# START OF DATASET ROWS
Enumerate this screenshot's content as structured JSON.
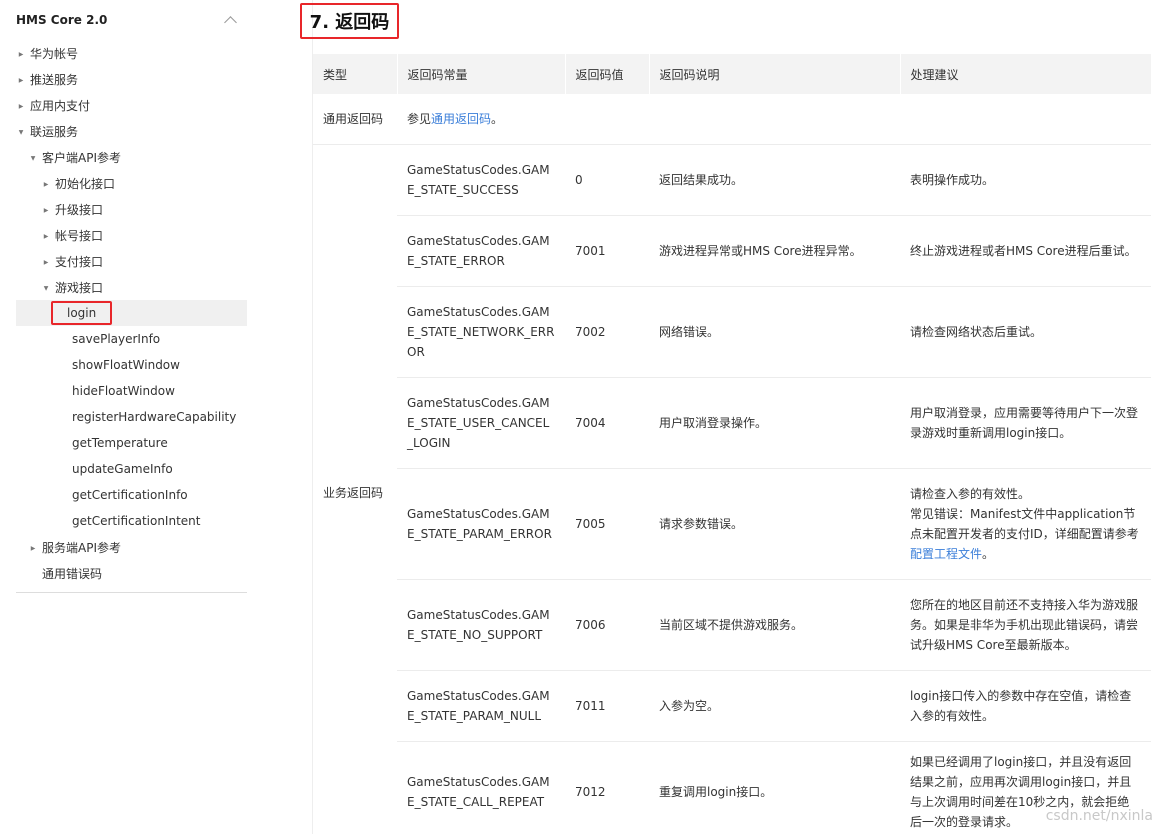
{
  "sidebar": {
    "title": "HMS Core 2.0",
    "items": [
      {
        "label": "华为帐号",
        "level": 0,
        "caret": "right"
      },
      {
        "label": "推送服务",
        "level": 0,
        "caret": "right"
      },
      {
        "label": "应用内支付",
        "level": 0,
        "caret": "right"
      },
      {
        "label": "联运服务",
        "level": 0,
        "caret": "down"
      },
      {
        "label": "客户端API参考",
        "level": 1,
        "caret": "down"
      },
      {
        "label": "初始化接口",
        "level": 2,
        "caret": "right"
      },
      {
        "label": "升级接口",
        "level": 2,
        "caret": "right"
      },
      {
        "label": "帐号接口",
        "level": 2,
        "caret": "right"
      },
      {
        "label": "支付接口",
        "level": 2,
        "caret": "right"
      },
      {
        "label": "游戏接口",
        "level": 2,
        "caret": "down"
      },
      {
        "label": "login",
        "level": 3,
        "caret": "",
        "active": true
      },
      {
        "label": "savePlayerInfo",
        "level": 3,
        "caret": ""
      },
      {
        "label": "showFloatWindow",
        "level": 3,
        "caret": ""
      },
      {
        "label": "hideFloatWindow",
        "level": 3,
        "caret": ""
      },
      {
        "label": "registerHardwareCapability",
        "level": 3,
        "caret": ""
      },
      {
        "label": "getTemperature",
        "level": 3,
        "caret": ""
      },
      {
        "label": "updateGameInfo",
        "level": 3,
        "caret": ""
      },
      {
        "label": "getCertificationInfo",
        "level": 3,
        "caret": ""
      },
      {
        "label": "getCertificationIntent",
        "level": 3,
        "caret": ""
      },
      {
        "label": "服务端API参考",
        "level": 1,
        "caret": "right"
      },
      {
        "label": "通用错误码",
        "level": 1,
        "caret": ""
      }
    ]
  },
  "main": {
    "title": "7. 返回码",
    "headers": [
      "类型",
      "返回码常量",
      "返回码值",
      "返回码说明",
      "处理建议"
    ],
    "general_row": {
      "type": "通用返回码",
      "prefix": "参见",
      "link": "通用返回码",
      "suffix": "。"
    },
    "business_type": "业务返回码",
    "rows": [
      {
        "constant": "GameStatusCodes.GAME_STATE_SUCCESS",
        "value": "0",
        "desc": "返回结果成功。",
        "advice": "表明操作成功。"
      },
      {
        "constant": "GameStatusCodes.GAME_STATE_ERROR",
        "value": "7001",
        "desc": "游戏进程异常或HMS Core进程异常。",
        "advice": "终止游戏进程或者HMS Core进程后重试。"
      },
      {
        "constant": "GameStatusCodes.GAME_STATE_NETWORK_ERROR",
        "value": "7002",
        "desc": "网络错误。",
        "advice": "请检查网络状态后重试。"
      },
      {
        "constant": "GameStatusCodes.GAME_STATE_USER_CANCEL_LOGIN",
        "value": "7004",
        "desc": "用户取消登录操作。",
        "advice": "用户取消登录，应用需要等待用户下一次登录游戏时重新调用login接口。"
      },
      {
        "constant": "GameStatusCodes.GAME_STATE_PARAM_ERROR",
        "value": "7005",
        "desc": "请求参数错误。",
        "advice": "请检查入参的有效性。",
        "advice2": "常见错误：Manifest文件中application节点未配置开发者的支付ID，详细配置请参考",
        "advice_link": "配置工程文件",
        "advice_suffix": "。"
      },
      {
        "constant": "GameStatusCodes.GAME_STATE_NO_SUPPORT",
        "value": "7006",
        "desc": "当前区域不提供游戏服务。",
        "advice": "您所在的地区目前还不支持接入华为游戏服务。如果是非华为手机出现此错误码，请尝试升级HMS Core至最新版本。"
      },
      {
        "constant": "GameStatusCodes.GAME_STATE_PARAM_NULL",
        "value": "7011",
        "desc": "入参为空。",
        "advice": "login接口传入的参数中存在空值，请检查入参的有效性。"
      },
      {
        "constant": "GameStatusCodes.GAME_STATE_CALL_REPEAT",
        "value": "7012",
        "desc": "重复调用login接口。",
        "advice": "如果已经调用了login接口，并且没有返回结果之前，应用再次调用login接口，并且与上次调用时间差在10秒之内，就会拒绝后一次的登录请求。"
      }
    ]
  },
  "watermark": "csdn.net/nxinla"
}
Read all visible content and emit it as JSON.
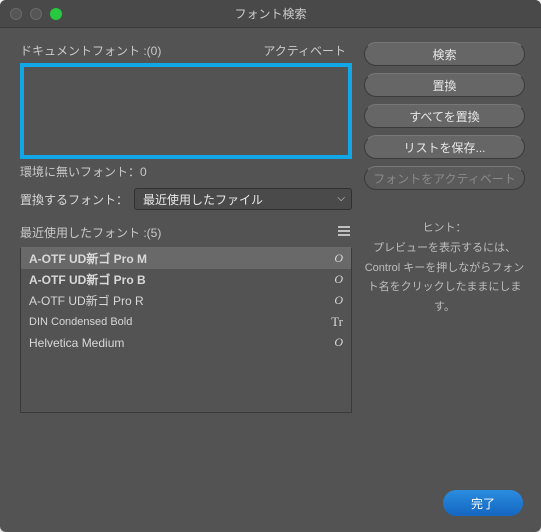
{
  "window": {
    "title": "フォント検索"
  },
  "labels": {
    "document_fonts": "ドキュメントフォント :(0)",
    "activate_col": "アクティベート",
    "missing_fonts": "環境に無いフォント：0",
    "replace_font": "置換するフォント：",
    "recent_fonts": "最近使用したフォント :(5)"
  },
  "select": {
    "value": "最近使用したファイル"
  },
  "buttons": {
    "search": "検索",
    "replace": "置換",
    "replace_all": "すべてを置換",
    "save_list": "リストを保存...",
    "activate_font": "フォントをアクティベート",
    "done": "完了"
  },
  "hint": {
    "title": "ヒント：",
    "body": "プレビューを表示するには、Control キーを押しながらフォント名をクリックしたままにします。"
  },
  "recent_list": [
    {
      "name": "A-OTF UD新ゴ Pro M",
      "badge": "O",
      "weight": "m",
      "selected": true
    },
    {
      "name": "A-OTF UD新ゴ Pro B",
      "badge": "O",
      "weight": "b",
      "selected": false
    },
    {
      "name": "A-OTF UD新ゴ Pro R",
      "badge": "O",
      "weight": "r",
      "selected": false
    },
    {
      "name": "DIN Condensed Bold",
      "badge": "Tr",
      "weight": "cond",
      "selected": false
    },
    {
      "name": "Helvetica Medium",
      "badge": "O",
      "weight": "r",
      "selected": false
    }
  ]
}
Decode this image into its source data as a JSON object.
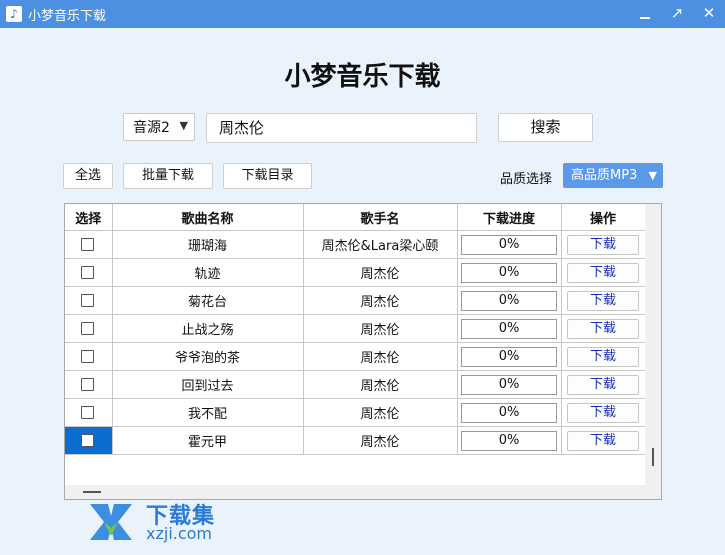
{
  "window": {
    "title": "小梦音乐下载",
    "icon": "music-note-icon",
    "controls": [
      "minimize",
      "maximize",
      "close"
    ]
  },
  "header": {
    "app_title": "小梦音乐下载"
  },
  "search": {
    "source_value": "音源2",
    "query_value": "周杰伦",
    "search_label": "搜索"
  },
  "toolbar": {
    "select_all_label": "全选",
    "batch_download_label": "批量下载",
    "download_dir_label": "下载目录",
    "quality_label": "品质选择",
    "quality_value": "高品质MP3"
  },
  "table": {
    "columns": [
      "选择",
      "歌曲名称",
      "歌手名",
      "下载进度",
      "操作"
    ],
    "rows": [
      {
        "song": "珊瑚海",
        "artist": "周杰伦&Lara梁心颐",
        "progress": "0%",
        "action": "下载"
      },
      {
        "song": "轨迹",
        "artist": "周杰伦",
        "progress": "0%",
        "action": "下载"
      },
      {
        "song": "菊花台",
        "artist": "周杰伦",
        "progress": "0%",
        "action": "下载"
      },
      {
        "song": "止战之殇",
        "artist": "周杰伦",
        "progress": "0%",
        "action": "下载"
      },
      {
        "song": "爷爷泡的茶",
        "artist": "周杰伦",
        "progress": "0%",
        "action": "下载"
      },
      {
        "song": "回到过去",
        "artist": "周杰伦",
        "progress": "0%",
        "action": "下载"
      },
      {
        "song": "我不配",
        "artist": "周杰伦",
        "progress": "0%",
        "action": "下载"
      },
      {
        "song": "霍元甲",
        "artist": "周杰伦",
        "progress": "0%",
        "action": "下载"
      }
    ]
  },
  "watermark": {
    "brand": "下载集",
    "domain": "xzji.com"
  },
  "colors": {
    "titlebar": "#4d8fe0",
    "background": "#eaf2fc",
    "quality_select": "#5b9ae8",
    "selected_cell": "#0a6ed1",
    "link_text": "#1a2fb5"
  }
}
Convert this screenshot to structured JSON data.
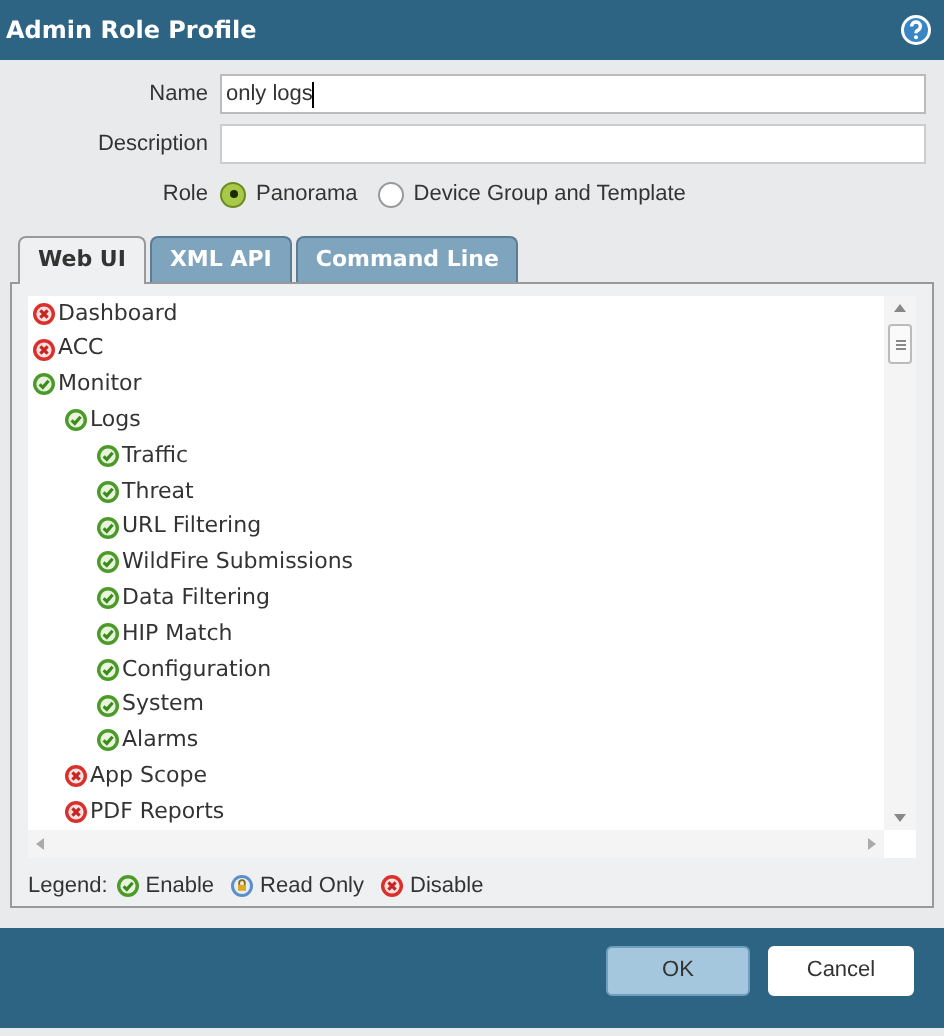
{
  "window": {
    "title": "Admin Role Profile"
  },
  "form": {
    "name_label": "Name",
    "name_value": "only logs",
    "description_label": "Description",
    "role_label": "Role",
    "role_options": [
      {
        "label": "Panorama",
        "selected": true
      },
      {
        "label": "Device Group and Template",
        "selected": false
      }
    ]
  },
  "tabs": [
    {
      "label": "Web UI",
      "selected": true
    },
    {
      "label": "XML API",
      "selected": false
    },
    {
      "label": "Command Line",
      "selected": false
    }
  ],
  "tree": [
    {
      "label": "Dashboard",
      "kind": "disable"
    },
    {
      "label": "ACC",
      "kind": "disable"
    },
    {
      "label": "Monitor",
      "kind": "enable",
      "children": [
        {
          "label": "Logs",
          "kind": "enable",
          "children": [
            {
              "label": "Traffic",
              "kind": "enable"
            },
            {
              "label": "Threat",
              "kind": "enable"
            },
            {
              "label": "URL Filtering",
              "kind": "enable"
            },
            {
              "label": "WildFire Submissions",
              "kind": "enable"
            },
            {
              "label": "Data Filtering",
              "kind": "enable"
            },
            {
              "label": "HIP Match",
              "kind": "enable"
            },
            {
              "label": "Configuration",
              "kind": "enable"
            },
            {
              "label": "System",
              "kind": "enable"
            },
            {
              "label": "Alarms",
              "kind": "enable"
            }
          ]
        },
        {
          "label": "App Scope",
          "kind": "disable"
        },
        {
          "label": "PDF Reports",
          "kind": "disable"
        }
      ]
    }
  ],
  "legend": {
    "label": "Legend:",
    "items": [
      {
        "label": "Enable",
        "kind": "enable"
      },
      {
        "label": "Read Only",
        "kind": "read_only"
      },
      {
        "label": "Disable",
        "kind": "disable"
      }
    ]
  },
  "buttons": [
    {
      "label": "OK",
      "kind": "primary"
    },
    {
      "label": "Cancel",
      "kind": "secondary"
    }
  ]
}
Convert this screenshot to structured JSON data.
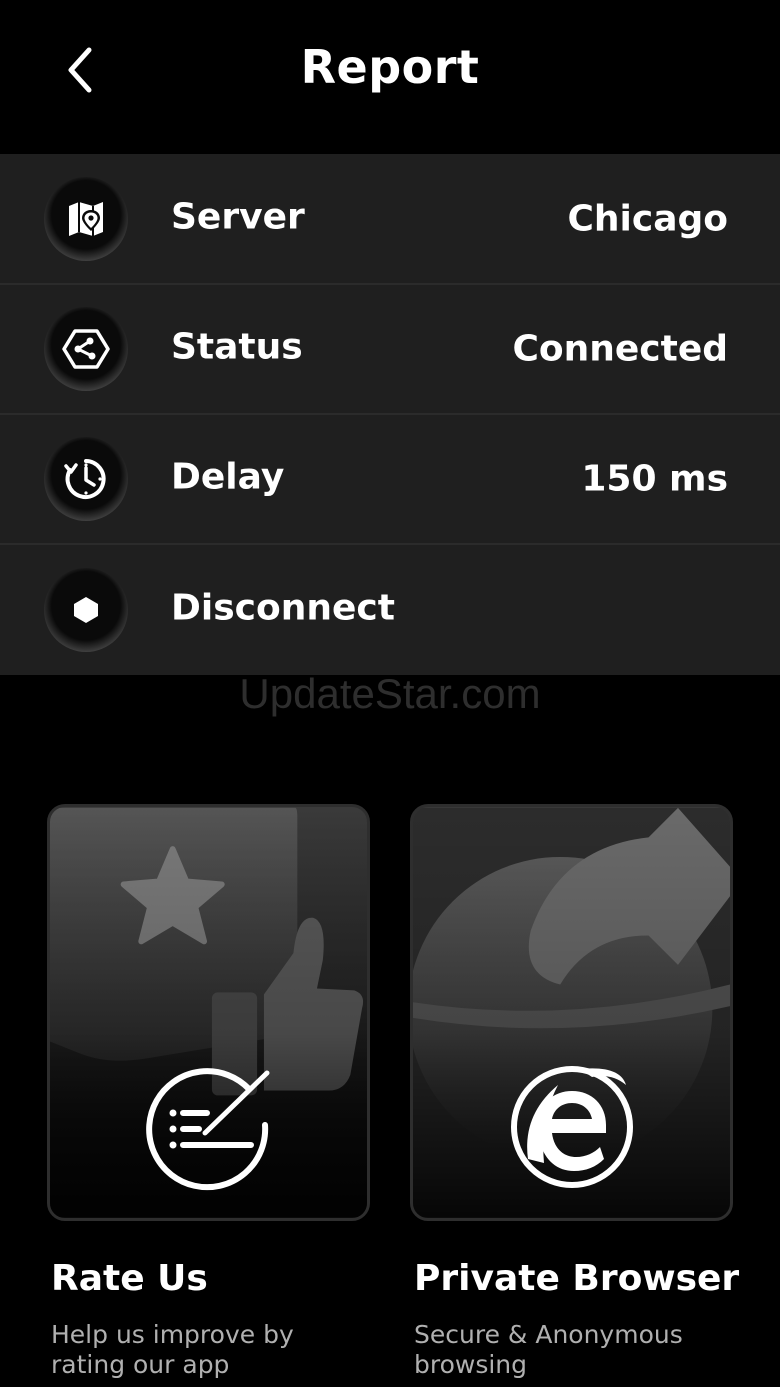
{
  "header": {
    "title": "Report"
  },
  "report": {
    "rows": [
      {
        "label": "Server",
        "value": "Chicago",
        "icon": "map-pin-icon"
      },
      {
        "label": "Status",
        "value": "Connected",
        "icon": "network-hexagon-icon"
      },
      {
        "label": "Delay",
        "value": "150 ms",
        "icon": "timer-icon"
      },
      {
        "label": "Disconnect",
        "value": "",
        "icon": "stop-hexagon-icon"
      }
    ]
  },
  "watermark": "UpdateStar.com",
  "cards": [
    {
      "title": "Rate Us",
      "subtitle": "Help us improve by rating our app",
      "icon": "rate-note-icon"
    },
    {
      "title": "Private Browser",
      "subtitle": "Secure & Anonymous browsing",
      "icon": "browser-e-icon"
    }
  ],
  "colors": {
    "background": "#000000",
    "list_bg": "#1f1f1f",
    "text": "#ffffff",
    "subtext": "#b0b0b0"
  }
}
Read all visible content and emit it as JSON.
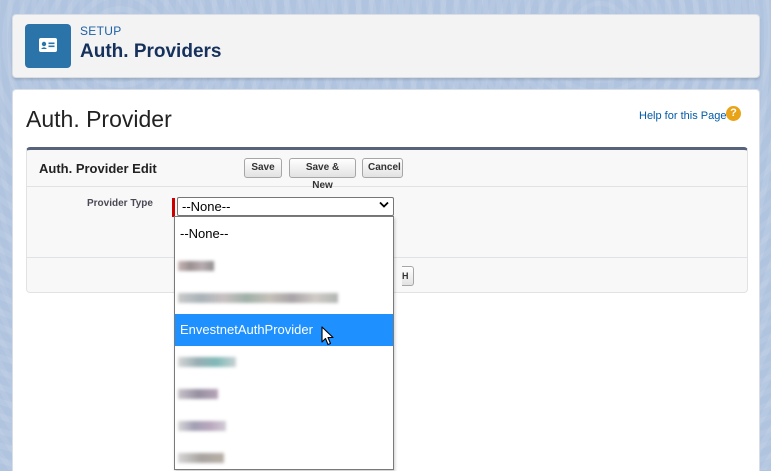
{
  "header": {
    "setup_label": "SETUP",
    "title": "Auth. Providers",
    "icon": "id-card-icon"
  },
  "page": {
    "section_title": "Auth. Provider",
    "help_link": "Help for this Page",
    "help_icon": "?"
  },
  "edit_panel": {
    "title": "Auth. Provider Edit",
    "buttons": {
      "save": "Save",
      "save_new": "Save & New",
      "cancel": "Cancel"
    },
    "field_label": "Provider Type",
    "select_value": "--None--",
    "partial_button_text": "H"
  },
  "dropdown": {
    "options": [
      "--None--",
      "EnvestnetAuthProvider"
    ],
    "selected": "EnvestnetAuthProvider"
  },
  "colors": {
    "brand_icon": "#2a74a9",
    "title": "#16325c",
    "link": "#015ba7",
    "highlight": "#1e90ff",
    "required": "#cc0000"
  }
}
# END OF DATASET ROWS
◆ CHALLENGE: Scan the records above, count the lines with "this" in them, and give only the number.

◆ COMPLETE RESPONSE: 5